(Page element annotations)
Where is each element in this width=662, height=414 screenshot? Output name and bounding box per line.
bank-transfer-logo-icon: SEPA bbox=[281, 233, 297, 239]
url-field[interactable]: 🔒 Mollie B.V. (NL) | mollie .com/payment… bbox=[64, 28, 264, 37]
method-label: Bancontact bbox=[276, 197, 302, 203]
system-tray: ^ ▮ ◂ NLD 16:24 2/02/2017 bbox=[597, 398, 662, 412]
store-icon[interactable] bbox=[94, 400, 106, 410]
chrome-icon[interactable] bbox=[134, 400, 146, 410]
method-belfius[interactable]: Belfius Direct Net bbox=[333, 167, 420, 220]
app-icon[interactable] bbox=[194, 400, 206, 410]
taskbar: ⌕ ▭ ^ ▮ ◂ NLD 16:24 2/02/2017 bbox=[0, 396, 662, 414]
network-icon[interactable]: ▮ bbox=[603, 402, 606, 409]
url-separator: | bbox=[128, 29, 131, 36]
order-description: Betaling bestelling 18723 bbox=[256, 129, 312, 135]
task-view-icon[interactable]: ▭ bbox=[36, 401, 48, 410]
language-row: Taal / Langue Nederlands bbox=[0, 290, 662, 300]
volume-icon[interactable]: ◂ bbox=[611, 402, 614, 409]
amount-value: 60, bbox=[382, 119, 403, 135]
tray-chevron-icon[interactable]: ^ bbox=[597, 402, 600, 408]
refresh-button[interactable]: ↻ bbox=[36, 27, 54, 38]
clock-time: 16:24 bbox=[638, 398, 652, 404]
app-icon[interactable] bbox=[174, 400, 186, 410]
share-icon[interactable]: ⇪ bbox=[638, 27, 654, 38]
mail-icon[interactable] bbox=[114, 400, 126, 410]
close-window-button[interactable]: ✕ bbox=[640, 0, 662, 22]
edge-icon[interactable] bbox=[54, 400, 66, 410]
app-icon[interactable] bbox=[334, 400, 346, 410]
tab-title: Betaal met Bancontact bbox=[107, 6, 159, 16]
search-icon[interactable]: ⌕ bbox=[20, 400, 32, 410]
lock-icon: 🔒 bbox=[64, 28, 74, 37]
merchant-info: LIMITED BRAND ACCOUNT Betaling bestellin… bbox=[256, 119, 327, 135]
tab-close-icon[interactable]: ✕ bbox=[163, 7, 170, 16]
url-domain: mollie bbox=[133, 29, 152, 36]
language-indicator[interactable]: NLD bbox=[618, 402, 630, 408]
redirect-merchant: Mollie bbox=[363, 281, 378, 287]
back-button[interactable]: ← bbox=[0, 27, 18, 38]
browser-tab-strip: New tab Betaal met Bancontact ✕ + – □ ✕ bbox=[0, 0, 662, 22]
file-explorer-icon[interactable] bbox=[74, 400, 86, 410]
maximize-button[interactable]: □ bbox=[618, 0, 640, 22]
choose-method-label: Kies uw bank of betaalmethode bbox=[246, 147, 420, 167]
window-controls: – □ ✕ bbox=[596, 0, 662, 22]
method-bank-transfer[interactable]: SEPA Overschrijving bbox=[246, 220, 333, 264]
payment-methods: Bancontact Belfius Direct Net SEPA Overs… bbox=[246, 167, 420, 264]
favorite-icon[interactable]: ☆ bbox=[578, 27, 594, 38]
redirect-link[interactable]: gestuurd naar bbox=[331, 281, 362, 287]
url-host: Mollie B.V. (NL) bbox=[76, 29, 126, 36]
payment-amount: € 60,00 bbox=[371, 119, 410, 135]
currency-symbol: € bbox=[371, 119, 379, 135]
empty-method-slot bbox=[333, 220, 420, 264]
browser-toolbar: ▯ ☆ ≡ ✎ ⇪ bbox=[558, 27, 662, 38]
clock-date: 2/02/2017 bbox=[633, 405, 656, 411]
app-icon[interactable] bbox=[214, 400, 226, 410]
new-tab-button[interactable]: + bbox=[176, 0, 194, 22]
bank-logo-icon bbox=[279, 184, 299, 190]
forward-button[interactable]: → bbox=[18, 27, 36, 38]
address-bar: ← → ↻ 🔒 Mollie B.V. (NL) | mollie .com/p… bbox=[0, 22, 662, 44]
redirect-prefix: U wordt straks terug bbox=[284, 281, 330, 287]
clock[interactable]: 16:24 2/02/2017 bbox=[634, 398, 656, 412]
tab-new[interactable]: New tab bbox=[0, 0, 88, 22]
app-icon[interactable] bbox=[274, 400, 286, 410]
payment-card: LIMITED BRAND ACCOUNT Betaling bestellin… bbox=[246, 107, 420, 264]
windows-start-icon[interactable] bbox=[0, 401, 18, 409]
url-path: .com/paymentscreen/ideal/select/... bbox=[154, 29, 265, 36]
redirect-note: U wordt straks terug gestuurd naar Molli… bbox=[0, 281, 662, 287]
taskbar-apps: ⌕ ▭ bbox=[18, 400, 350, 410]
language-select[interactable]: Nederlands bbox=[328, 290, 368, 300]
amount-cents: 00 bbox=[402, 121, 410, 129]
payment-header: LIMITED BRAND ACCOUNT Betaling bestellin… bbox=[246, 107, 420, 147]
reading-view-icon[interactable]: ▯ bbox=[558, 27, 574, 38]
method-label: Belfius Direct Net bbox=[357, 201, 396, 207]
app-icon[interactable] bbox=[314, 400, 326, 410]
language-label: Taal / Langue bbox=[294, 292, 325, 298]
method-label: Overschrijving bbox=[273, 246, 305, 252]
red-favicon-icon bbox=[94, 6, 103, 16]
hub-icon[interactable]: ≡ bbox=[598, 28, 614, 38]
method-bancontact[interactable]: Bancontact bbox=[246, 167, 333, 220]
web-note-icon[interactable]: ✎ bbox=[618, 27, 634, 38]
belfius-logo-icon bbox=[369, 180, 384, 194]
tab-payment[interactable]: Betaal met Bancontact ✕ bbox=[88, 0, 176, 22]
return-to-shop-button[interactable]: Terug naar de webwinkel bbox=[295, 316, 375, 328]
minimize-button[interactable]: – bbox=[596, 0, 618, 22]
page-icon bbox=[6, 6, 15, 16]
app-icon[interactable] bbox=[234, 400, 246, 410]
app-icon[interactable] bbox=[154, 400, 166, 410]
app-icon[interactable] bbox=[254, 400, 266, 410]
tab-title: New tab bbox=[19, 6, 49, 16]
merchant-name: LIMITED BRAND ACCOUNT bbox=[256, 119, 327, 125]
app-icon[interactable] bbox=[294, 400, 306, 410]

→ **Problem**
Retype these lines of material exactly as they appear.

→ **Task response**
Where is each element in this width=662, height=414 screenshot? Output name and bounding box per line.
bank-transfer-logo-icon: SEPA bbox=[281, 233, 297, 239]
url-field[interactable]: 🔒 Mollie B.V. (NL) | mollie .com/payment… bbox=[64, 28, 264, 37]
method-label: Bancontact bbox=[276, 197, 302, 203]
system-tray: ^ ▮ ◂ NLD 16:24 2/02/2017 bbox=[597, 398, 662, 412]
store-icon[interactable] bbox=[94, 400, 106, 410]
chrome-icon[interactable] bbox=[134, 400, 146, 410]
method-belfius[interactable]: Belfius Direct Net bbox=[333, 167, 420, 220]
app-icon[interactable] bbox=[194, 400, 206, 410]
taskbar: ⌕ ▭ ^ ▮ ◂ NLD 16:24 2/02/2017 bbox=[0, 396, 662, 414]
network-icon[interactable]: ▮ bbox=[603, 402, 606, 409]
url-separator: | bbox=[128, 29, 131, 36]
order-description: Betaling bestelling 18723 bbox=[256, 129, 312, 135]
task-view-icon[interactable]: ▭ bbox=[36, 401, 48, 410]
language-row: Taal / Langue Nederlands bbox=[0, 290, 662, 300]
volume-icon[interactable]: ◂ bbox=[611, 402, 614, 409]
amount-value: 60, bbox=[382, 119, 403, 135]
tray-chevron-icon[interactable]: ^ bbox=[597, 402, 600, 408]
refresh-button[interactable]: ↻ bbox=[36, 27, 54, 38]
clock-time: 16:24 bbox=[638, 398, 652, 404]
app-icon[interactable] bbox=[174, 400, 186, 410]
share-icon[interactable]: ⇪ bbox=[638, 27, 654, 38]
mail-icon[interactable] bbox=[114, 400, 126, 410]
close-window-button[interactable]: ✕ bbox=[640, 0, 662, 22]
edge-icon[interactable] bbox=[54, 400, 66, 410]
app-icon[interactable] bbox=[334, 400, 346, 410]
tab-title: Betaal met Bancontact bbox=[107, 6, 159, 16]
search-icon[interactable]: ⌕ bbox=[20, 400, 32, 410]
lock-icon: 🔒 bbox=[64, 28, 74, 37]
merchant-info: LIMITED BRAND ACCOUNT Betaling bestellin… bbox=[256, 119, 327, 135]
tab-close-icon[interactable]: ✕ bbox=[163, 7, 170, 16]
url-domain: mollie bbox=[133, 29, 152, 36]
language-indicator[interactable]: NLD bbox=[618, 402, 630, 408]
redirect-merchant: Mollie bbox=[363, 281, 378, 287]
back-button[interactable]: ← bbox=[0, 27, 18, 38]
browser-tab-strip: New tab Betaal met Bancontact ✕ + – □ ✕ bbox=[0, 0, 662, 22]
file-explorer-icon[interactable] bbox=[74, 400, 86, 410]
maximize-button[interactable]: □ bbox=[618, 0, 640, 22]
choose-method-label: Kies uw bank of betaalmethode bbox=[246, 147, 420, 167]
window-controls: – □ ✕ bbox=[596, 0, 662, 22]
method-bank-transfer[interactable]: SEPA Overschrijving bbox=[246, 220, 333, 264]
payment-methods: Bancontact Belfius Direct Net SEPA Overs… bbox=[246, 167, 420, 264]
favorite-icon[interactable]: ☆ bbox=[578, 27, 594, 38]
redirect-link[interactable]: gestuurd naar bbox=[331, 281, 362, 287]
url-host: Mollie B.V. (NL) bbox=[76, 29, 126, 36]
payment-amount: € 60,00 bbox=[371, 119, 410, 135]
currency-symbol: € bbox=[371, 119, 379, 135]
empty-method-slot bbox=[333, 220, 420, 264]
browser-toolbar: ▯ ☆ ≡ ✎ ⇪ bbox=[558, 27, 662, 38]
clock-date: 2/02/2017 bbox=[633, 405, 656, 411]
app-icon[interactable] bbox=[214, 400, 226, 410]
new-tab-button[interactable]: + bbox=[176, 0, 194, 22]
bank-logo-icon bbox=[279, 184, 299, 190]
forward-button[interactable]: → bbox=[18, 27, 36, 38]
address-bar: ← → ↻ 🔒 Mollie B.V. (NL) | mollie .com/p… bbox=[0, 22, 662, 44]
redirect-prefix: U wordt straks terug bbox=[284, 281, 330, 287]
clock[interactable]: 16:24 2/02/2017 bbox=[634, 398, 656, 412]
tab-new[interactable]: New tab bbox=[0, 0, 88, 22]
app-icon[interactable] bbox=[274, 400, 286, 410]
payment-card: LIMITED BRAND ACCOUNT Betaling bestellin… bbox=[246, 107, 420, 264]
windows-start-icon[interactable] bbox=[0, 401, 18, 409]
url-path: .com/paymentscreen/ideal/select/... bbox=[154, 29, 265, 36]
redirect-note: U wordt straks terug gestuurd naar Molli… bbox=[0, 281, 662, 287]
taskbar-apps: ⌕ ▭ bbox=[18, 400, 350, 410]
language-select[interactable]: Nederlands bbox=[328, 290, 368, 300]
amount-cents: 00 bbox=[402, 121, 410, 129]
payment-header: LIMITED BRAND ACCOUNT Betaling bestellin… bbox=[246, 107, 420, 147]
reading-view-icon[interactable]: ▯ bbox=[558, 27, 574, 38]
method-label: Belfius Direct Net bbox=[357, 201, 396, 207]
app-icon[interactable] bbox=[314, 400, 326, 410]
language-label: Taal / Langue bbox=[294, 292, 325, 298]
method-label: Overschrijving bbox=[273, 246, 305, 252]
red-favicon-icon bbox=[94, 6, 103, 16]
hub-icon[interactable]: ≡ bbox=[598, 28, 614, 38]
method-bancontact[interactable]: Bancontact bbox=[246, 167, 333, 220]
web-note-icon[interactable]: ✎ bbox=[618, 27, 634, 38]
belfius-logo-icon bbox=[369, 180, 384, 194]
tab-payment[interactable]: Betaal met Bancontact ✕ bbox=[88, 0, 176, 22]
return-to-shop-button[interactable]: Terug naar de webwinkel bbox=[295, 316, 375, 328]
minimize-button[interactable]: – bbox=[596, 0, 618, 22]
page-icon bbox=[6, 6, 15, 16]
app-icon[interactable] bbox=[234, 400, 246, 410]
app-icon[interactable] bbox=[154, 400, 166, 410]
app-icon[interactable] bbox=[254, 400, 266, 410]
tab-title: New tab bbox=[19, 6, 49, 16]
merchant-name: LIMITED BRAND ACCOUNT bbox=[256, 119, 327, 125]
app-icon[interactable] bbox=[294, 400, 306, 410]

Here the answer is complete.